→ **Dataset extract**:
Begin

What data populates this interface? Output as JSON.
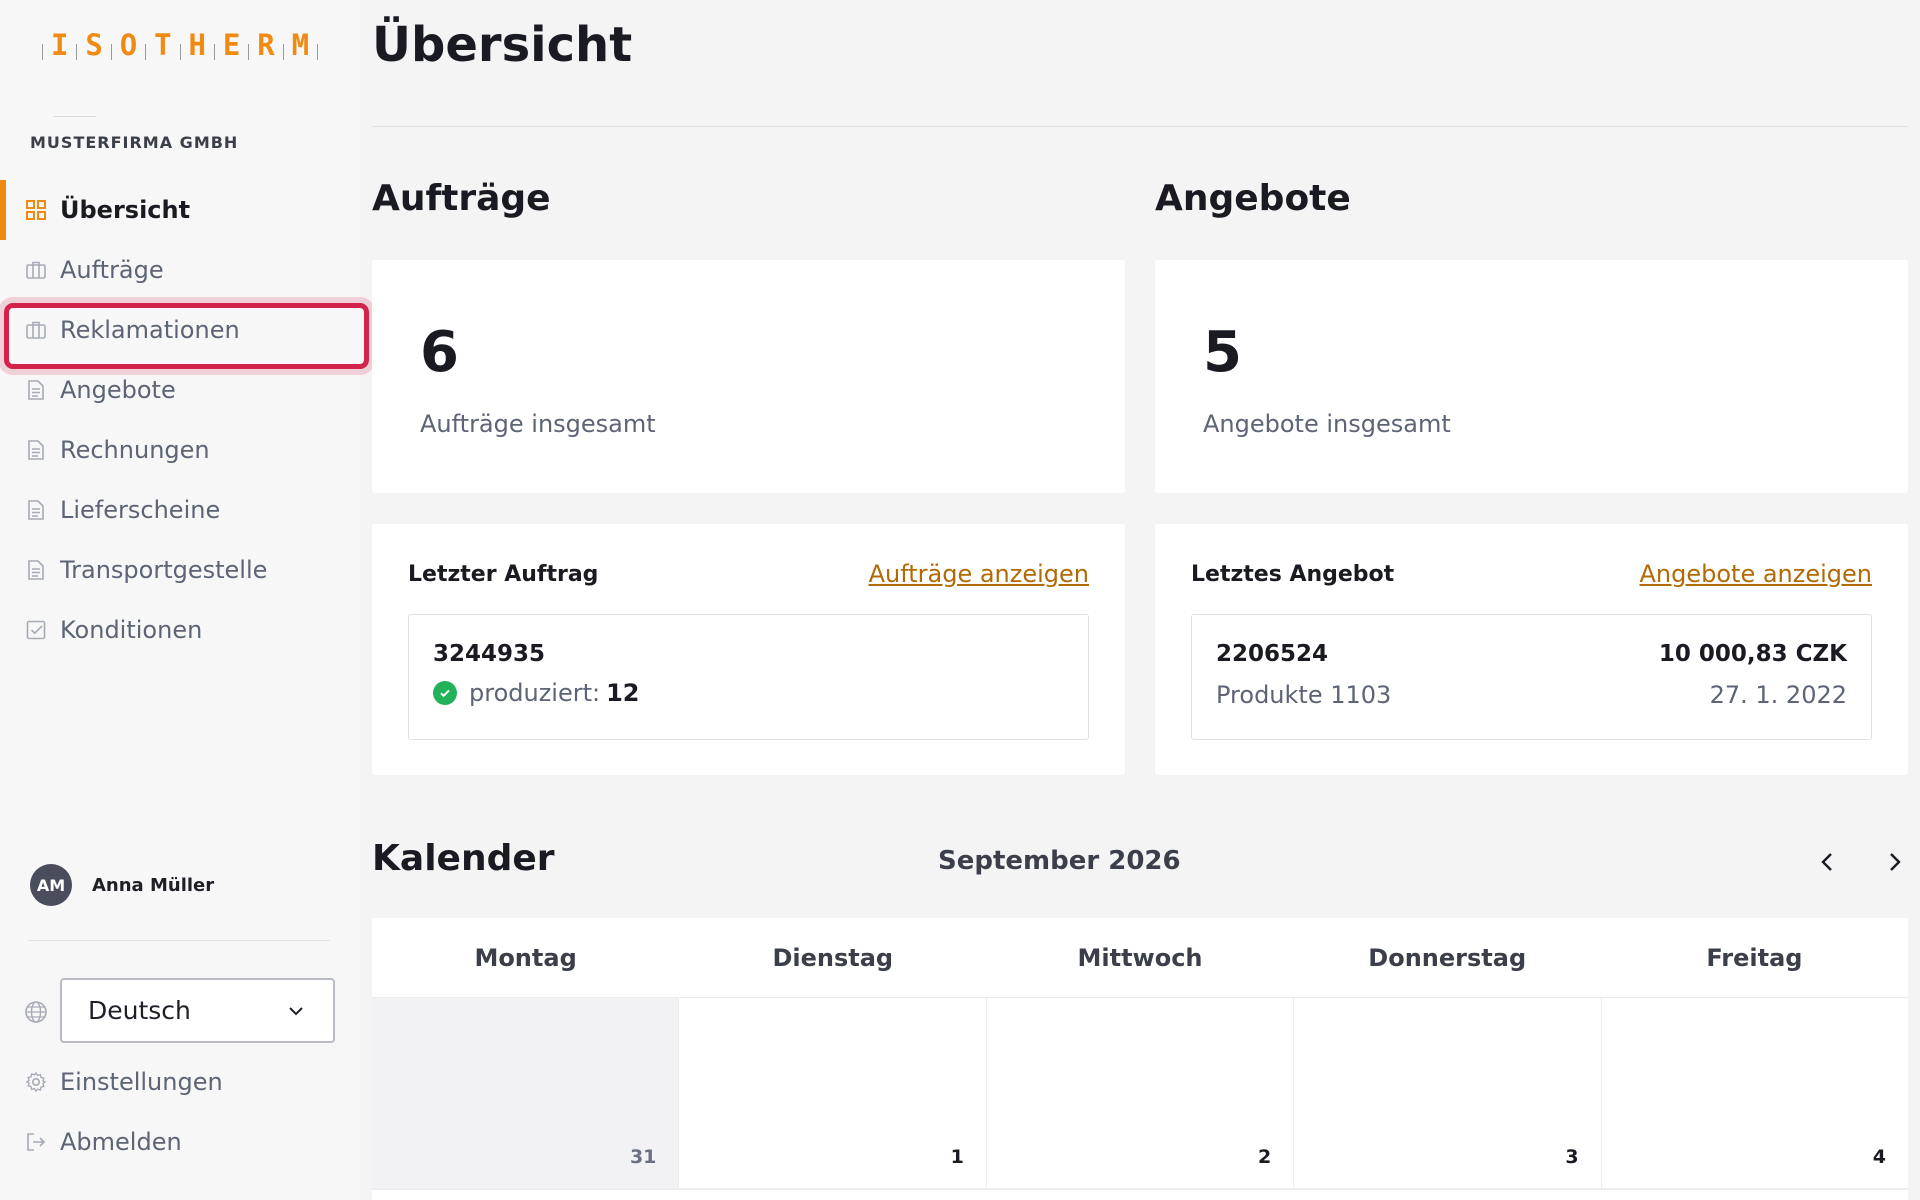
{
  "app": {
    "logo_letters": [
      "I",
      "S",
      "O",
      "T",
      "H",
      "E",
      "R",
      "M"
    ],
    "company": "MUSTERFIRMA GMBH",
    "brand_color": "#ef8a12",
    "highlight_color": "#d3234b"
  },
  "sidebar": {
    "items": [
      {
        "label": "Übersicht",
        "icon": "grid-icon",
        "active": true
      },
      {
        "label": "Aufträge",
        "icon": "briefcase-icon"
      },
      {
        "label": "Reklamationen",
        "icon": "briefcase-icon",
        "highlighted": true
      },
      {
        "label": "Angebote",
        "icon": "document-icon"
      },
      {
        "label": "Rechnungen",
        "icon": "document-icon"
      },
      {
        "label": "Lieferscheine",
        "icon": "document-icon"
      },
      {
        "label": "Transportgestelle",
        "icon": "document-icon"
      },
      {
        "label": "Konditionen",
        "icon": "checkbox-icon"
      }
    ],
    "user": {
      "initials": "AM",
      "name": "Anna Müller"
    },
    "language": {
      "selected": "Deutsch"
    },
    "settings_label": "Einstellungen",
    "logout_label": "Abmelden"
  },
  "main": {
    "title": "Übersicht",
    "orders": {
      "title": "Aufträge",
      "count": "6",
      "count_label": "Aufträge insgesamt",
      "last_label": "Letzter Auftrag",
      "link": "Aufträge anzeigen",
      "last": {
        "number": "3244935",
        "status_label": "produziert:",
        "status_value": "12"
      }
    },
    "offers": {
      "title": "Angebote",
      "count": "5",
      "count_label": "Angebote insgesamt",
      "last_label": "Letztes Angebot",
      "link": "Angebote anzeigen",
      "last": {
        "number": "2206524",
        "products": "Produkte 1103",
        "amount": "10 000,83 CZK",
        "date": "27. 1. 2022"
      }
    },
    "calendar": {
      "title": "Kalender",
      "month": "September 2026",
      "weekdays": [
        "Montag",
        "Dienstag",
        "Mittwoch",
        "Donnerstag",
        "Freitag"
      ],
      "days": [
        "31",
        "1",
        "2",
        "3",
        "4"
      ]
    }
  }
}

End
Begin

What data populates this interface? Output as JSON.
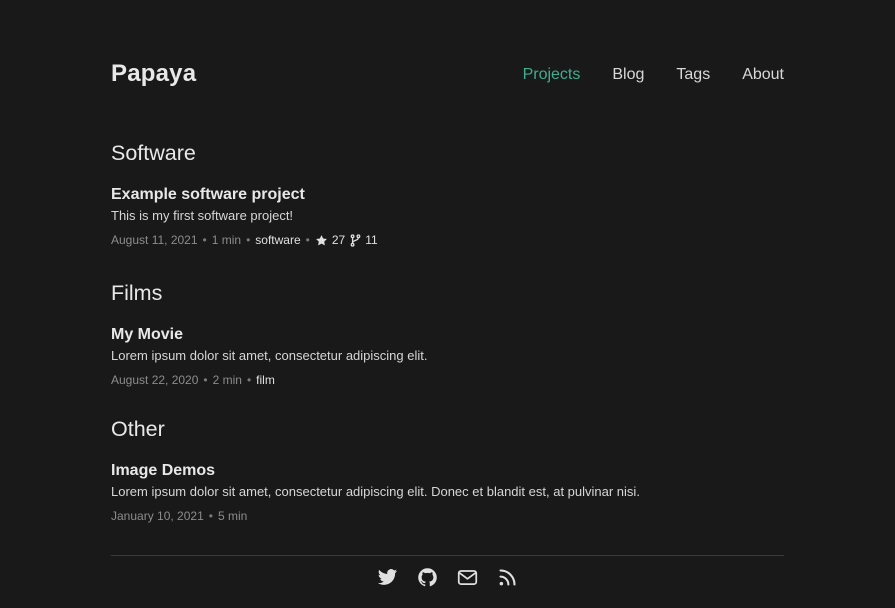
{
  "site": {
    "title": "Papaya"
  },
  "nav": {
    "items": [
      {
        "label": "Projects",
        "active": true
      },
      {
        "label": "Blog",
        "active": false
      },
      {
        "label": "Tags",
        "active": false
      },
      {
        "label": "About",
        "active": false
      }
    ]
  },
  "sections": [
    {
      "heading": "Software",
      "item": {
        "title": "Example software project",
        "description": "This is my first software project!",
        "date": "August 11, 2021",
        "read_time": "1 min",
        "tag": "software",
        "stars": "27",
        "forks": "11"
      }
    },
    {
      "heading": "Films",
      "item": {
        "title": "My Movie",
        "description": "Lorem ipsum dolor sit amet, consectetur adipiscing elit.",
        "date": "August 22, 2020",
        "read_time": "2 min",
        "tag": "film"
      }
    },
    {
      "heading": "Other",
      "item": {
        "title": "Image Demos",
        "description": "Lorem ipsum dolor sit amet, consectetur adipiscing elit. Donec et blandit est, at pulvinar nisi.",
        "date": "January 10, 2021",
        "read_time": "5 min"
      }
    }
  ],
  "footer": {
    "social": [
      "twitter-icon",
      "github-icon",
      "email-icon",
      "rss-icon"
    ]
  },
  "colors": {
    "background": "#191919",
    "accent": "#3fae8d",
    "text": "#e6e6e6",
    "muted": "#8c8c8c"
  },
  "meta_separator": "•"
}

End

→ **Set exercise**: Find and copy each line above that includes the string "anzeigen".

→ **Output below**:
      "link": "Aufträge anzeigen",
      "link": "Angebote anzeigen",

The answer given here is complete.